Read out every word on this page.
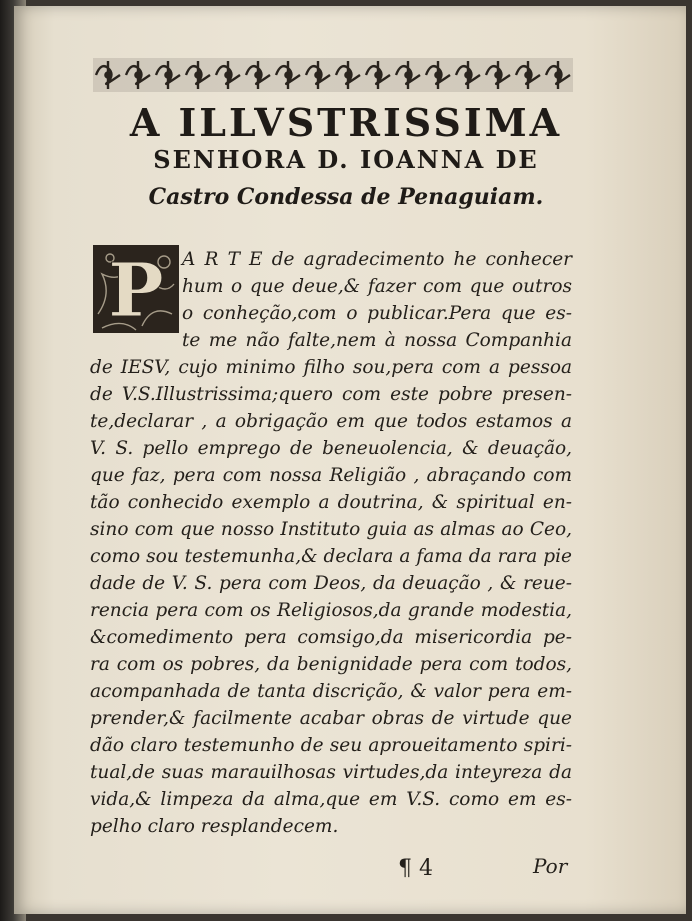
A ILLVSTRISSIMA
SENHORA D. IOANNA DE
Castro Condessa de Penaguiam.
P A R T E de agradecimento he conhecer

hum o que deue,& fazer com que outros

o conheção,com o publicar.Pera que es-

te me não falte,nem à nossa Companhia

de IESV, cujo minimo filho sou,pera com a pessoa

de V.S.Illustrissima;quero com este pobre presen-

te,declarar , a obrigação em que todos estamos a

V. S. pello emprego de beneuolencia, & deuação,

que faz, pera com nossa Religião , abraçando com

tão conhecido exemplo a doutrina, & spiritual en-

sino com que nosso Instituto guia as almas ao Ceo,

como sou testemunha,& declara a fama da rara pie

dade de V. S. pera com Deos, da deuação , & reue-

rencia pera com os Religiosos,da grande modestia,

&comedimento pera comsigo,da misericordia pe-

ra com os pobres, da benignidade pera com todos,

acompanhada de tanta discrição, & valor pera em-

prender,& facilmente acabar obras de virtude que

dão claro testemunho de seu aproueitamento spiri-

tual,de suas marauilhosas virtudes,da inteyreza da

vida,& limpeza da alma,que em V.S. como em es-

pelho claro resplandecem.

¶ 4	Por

What is expected »
Write out the material above again, word for word, minus its pictures.

Complete answer »
Read out every word on this page.
A ILLVSTRISSIMA
SENHORA D. IOANNA DE
Castro Condessa de Penaguiam.
P A R T E de agradecimento he conhecer

hum o que deue,& fazer com que outros

o conheção,com o publicar.Pera que es-

te me não falte,nem à nossa Companhia

de IESV, cujo minimo filho sou,pera com a pessoa

de V.S.Illustrissima;quero com este pobre presen-

te,declarar , a obrigação em que todos estamos a

V. S. pello emprego de beneuolencia, & deuação,

que faz, pera com nossa Religião , abraçando com

tão conhecido exemplo a doutrina, & spiritual en-

sino com que nosso Instituto guia as almas ao Ceo,

como sou testemunha,& declara a fama da rara pie

dade de V. S. pera com Deos, da deuação , & reue-

rencia pera com os Religiosos,da grande modestia,

&comedimento pera comsigo,da misericordia pe-

ra com os pobres, da benignidade pera com todos,

acompanhada de tanta discrição, & valor pera em-

prender,& facilmente acabar obras de virtude que

dão claro testemunho de seu aproueitamento spiri-

tual,de suas marauilhosas virtudes,da inteyreza da

vida,& limpeza da alma,que em V.S. como em es-

pelho claro resplandecem.

¶ 4	Por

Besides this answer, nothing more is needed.